** start **

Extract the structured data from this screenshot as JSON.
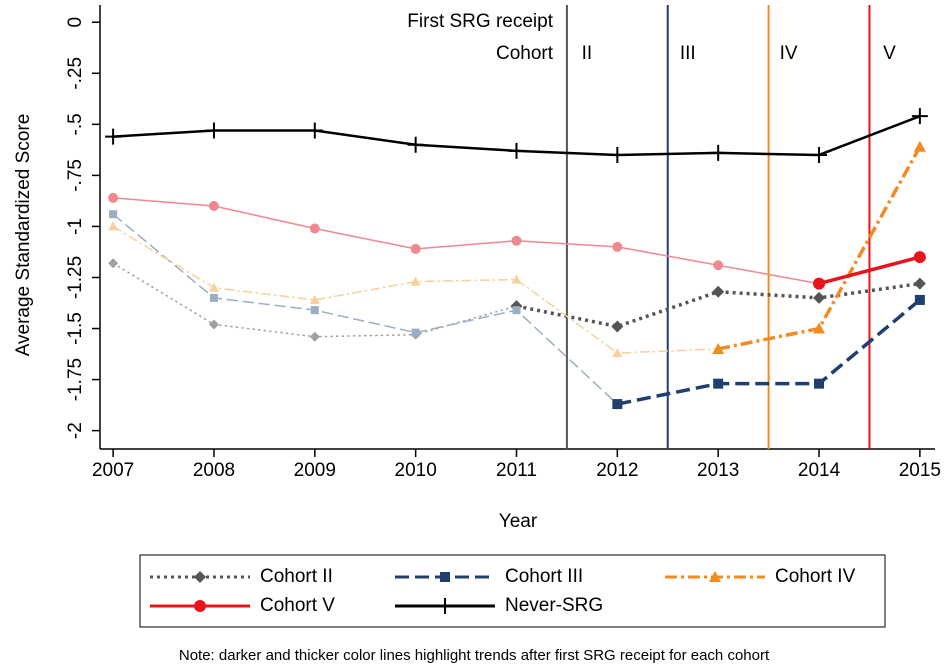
{
  "chart_data": {
    "type": "line",
    "y_label": "Average Standardized Score",
    "x_label": "Year",
    "annotation_top": "First SRG receipt",
    "annotation_cohort": "Cohort",
    "note": "Note: darker and thicker color lines highlight trends after first SRG receipt for each cohort",
    "x": [
      2007,
      2008,
      2009,
      2010,
      2011,
      2012,
      2013,
      2014,
      2015
    ],
    "xlim": [
      2006.87,
      2015.15
    ],
    "xticks": [
      2007,
      2008,
      2009,
      2010,
      2011,
      2012,
      2013,
      2014,
      2015
    ],
    "ylim": [
      -2.09,
      0.06
    ],
    "yticks": [
      0,
      {
        "value": -0.25,
        "label": "-.25"
      },
      {
        "value": -0.5,
        "label": "-.5"
      },
      {
        "value": -0.75,
        "label": "-.75"
      },
      -1,
      -1.25,
      -1.5,
      -1.75,
      -2
    ],
    "series": [
      {
        "name": "Cohort II",
        "color": "#555555",
        "faded_color": "#a0a0a0",
        "dash": "3 4",
        "marker": "diamond",
        "receipt_line": {
          "x": 2011.5,
          "label": "II",
          "color": "#555555"
        },
        "values": [
          -1.18,
          -1.48,
          -1.54,
          -1.53,
          -1.39,
          -1.49,
          -1.32,
          -1.35,
          -1.28
        ]
      },
      {
        "name": "Cohort III",
        "color": "#1f3f6e",
        "faded_color": "#9aaec4",
        "dash": "14 6",
        "marker": "square",
        "receipt_line": {
          "x": 2012.5,
          "label": "III",
          "color": "#1f3f6e"
        },
        "values": [
          -0.94,
          -1.35,
          -1.41,
          -1.52,
          -1.41,
          -1.87,
          -1.77,
          -1.77,
          -1.36
        ]
      },
      {
        "name": "Cohort IV",
        "color": "#f28c1e",
        "faded_color": "#f9cf9c",
        "dash": "12 4 3 4",
        "marker": "triangle",
        "receipt_line": {
          "x": 2013.5,
          "label": "IV",
          "color": "#f28c1e"
        },
        "values": [
          -1.0,
          -1.3,
          -1.36,
          -1.27,
          -1.26,
          -1.62,
          -1.6,
          -1.5,
          -0.61
        ]
      },
      {
        "name": "Cohort V",
        "color": "#e8141c",
        "faded_color": "#f0898f",
        "dash": "none",
        "marker": "circle",
        "receipt_line": {
          "x": 2014.5,
          "label": "V",
          "color": "#e8141c"
        },
        "values": [
          -0.86,
          -0.9,
          -1.01,
          -1.11,
          -1.07,
          -1.1,
          -1.19,
          -1.28,
          -1.15
        ]
      },
      {
        "name": "Never-SRG",
        "color": "#000000",
        "dash": "none",
        "marker": "plus",
        "values": [
          -0.56,
          -0.53,
          -0.53,
          -0.6,
          -0.63,
          -0.65,
          -0.64,
          -0.65,
          -0.46
        ]
      }
    ]
  }
}
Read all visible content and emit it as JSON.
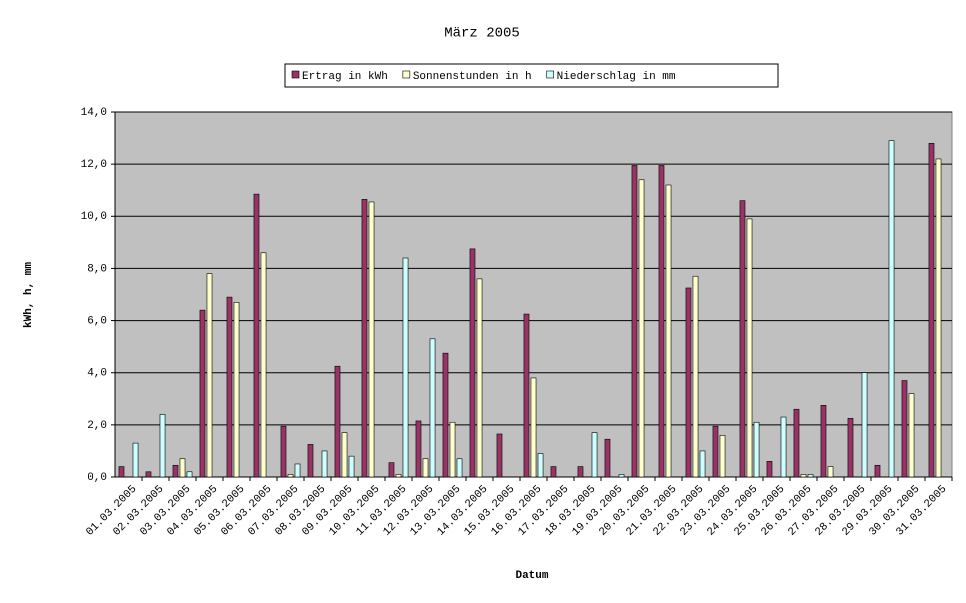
{
  "chart_data": {
    "type": "bar",
    "title": "März 2005",
    "x_label": "Datum",
    "y_label": "kWh, h, mm",
    "categories": [
      "01.03.2005",
      "02.03.2005",
      "03.03.2005",
      "04.03.2005",
      "05.03.2005",
      "06.03.2005",
      "07.03.2005",
      "08.03.2005",
      "09.03.2005",
      "10.03.2005",
      "11.03.2005",
      "12.03.2005",
      "13.03.2005",
      "14.03.2005",
      "15.03.2005",
      "16.03.2005",
      "17.03.2005",
      "18.03.2005",
      "19.03.2005",
      "20.03.2005",
      "21.03.2005",
      "22.03.2005",
      "23.03.2005",
      "24.03.2005",
      "25.03.2005",
      "26.03.2005",
      "27.03.2005",
      "28.03.2005",
      "29.03.2005",
      "30.03.2005",
      "31.03.2005"
    ],
    "series": [
      {
        "name": "Ertrag in kWh",
        "color": "#993366",
        "values": [
          0.4,
          0.2,
          0.45,
          6.4,
          6.9,
          10.85,
          1.95,
          1.25,
          4.25,
          10.65,
          0.55,
          2.15,
          4.75,
          8.75,
          1.65,
          6.25,
          0.4,
          0.4,
          1.45,
          11.95,
          11.95,
          7.25,
          1.95,
          10.6,
          0.6,
          2.6,
          2.75,
          2.25,
          0.45,
          3.7,
          12.8
        ]
      },
      {
        "name": "Sonnenstunden in h",
        "color": "#FFFFCC",
        "values": [
          0,
          0,
          0.7,
          7.8,
          6.7,
          8.6,
          0.1,
          0,
          1.7,
          10.55,
          0.1,
          0.7,
          2.1,
          7.6,
          0,
          3.8,
          0,
          0,
          0,
          11.4,
          11.2,
          7.7,
          1.6,
          9.9,
          0,
          0.1,
          0.4,
          0,
          0,
          3.2,
          12.2
        ]
      },
      {
        "name": "Niederschlag in mm",
        "color": "#CCFFFF",
        "values": [
          1.3,
          2.4,
          0.2,
          0,
          0,
          0,
          0.5,
          1.0,
          0.8,
          0,
          8.4,
          5.3,
          0.7,
          0,
          0,
          0.9,
          0,
          1.7,
          0.1,
          0,
          0,
          1.0,
          0,
          2.1,
          2.3,
          0.1,
          0,
          4.0,
          12.9,
          0,
          0
        ]
      }
    ],
    "ylim": [
      0,
      14
    ],
    "yticks": [
      {
        "value": 0,
        "label": "0,0"
      },
      {
        "value": 2,
        "label": "2,0"
      },
      {
        "value": 4,
        "label": "4,0"
      },
      {
        "value": 6,
        "label": "6,0"
      },
      {
        "value": 8,
        "label": "8,0"
      },
      {
        "value": 10,
        "label": "10,0"
      },
      {
        "value": 12,
        "label": "12,0"
      },
      {
        "value": 14,
        "label": "14,0"
      }
    ],
    "grid": true,
    "plot_background": "#C0C0C0",
    "legend": "top"
  }
}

** end **

WORK TO BE COMPLETED:
Without the pictures, retype the whole of the material above exactly.

EXERCISE SOLUTION:
Extract the structured data from this screenshot as JSON.
{
  "chart_data": {
    "type": "line",
    "y_label": "Average Standardized Score",
    "x_label": "Year",
    "annotation_top": "First SRG receipt",
    "annotation_cohort": "Cohort",
    "note": "Note: darker and thicker color lines highlight trends after first SRG receipt for each cohort",
    "x": [
      2007,
      2008,
      2009,
      2010,
      2011,
      2012,
      2013,
      2014,
      2015
    ],
    "xlim": [
      2006.87,
      2015.15
    ],
    "xticks": [
      2007,
      2008,
      2009,
      2010,
      2011,
      2012,
      2013,
      2014,
      2015
    ],
    "ylim": [
      -2.09,
      0.06
    ],
    "yticks": [
      0,
      {
        "value": -0.25,
        "label": "-.25"
      },
      {
        "value": -0.5,
        "label": "-.5"
      },
      {
        "value": -0.75,
        "label": "-.75"
      },
      -1,
      -1.25,
      -1.5,
      -1.75,
      -2
    ],
    "series": [
      {
        "name": "Cohort II",
        "color": "#555555",
        "faded_color": "#a0a0a0",
        "dash": "3 4",
        "marker": "diamond",
        "receipt_line": {
          "x": 2011.5,
          "label": "II",
          "color": "#555555"
        },
        "values": [
          -1.18,
          -1.48,
          -1.54,
          -1.53,
          -1.39,
          -1.49,
          -1.32,
          -1.35,
          -1.28
        ]
      },
      {
        "name": "Cohort III",
        "color": "#1f3f6e",
        "faded_color": "#9aaec4",
        "dash": "14 6",
        "marker": "square",
        "receipt_line": {
          "x": 2012.5,
          "label": "III",
          "color": "#1f3f6e"
        },
        "values": [
          -0.94,
          -1.35,
          -1.41,
          -1.52,
          -1.41,
          -1.87,
          -1.77,
          -1.77,
          -1.36
        ]
      },
      {
        "name": "Cohort IV",
        "color": "#f28c1e",
        "faded_color": "#f9cf9c",
        "dash": "12 4 3 4",
        "marker": "triangle",
        "receipt_line": {
          "x": 2013.5,
          "label": "IV",
          "color": "#f28c1e"
        },
        "values": [
          -1.0,
          -1.3,
          -1.36,
          -1.27,
          -1.26,
          -1.62,
          -1.6,
          -1.5,
          -0.61
        ]
      },
      {
        "name": "Cohort V",
        "color": "#e8141c",
        "faded_color": "#f0898f",
        "dash": "none",
        "marker": "circle",
        "receipt_line": {
          "x": 2014.5,
          "label": "V",
          "color": "#e8141c"
        },
        "values": [
          -0.86,
          -0.9,
          -1.01,
          -1.11,
          -1.07,
          -1.1,
          -1.19,
          -1.28,
          -1.15
        ]
      },
      {
        "name": "Never-SRG",
        "color": "#000000",
        "dash": "none",
        "marker": "plus",
        "values": [
          -0.56,
          -0.53,
          -0.53,
          -0.6,
          -0.63,
          -0.65,
          -0.64,
          -0.65,
          -0.46
        ]
      }
    ]
  }
}
Read all visible content and emit it as JSON.
{
  "chart_data": {
    "type": "bar",
    "title": "März 2005",
    "x_label": "Datum",
    "y_label": "kWh, h, mm",
    "categories": [
      "01.03.2005",
      "02.03.2005",
      "03.03.2005",
      "04.03.2005",
      "05.03.2005",
      "06.03.2005",
      "07.03.2005",
      "08.03.2005",
      "09.03.2005",
      "10.03.2005",
      "11.03.2005",
      "12.03.2005",
      "13.03.2005",
      "14.03.2005",
      "15.03.2005",
      "16.03.2005",
      "17.03.2005",
      "18.03.2005",
      "19.03.2005",
      "20.03.2005",
      "21.03.2005",
      "22.03.2005",
      "23.03.2005",
      "24.03.2005",
      "25.03.2005",
      "26.03.2005",
      "27.03.2005",
      "28.03.2005",
      "29.03.2005",
      "30.03.2005",
      "31.03.2005"
    ],
    "series": [
      {
        "name": "Ertrag in kWh",
        "color": "#993366",
        "values": [
          0.4,
          0.2,
          0.45,
          6.4,
          6.9,
          10.85,
          1.95,
          1.25,
          4.25,
          10.65,
          0.55,
          2.15,
          4.75,
          8.75,
          1.65,
          6.25,
          0.4,
          0.4,
          1.45,
          11.95,
          11.95,
          7.25,
          1.95,
          10.6,
          0.6,
          2.6,
          2.75,
          2.25,
          0.45,
          3.7,
          12.8
        ]
      },
      {
        "name": "Sonnenstunden in h",
        "color": "#FFFFCC",
        "values": [
          0,
          0,
          0.7,
          7.8,
          6.7,
          8.6,
          0.1,
          0,
          1.7,
          10.55,
          0.1,
          0.7,
          2.1,
          7.6,
          0,
          3.8,
          0,
          0,
          0,
          11.4,
          11.2,
          7.7,
          1.6,
          9.9,
          0,
          0.1,
          0.4,
          0,
          0,
          3.2,
          12.2
        ]
      },
      {
        "name": "Niederschlag in mm",
        "color": "#CCFFFF",
        "values": [
          1.3,
          2.4,
          0.2,
          0,
          0,
          0,
          0.5,
          1.0,
          0.8,
          0,
          8.4,
          5.3,
          0.7,
          0,
          0,
          0.9,
          0,
          1.7,
          0.1,
          0,
          0,
          1.0,
          0,
          2.1,
          2.3,
          0.1,
          0,
          4.0,
          12.9,
          0,
          0
        ]
      }
    ],
    "ylim": [
      0,
      14
    ],
    "yticks": [
      {
        "value": 0,
        "label": "0,0"
      },
      {
        "value": 2,
        "label": "2,0"
      },
      {
        "value": 4,
        "label": "4,0"
      },
      {
        "value": 6,
        "label": "6,0"
      },
      {
        "value": 8,
        "label": "8,0"
      },
      {
        "value": 10,
        "label": "10,0"
      },
      {
        "value": 12,
        "label": "12,0"
      },
      {
        "value": 14,
        "label": "14,0"
      }
    ],
    "grid": true,
    "plot_background": "#C0C0C0",
    "legend": "top"
  }
}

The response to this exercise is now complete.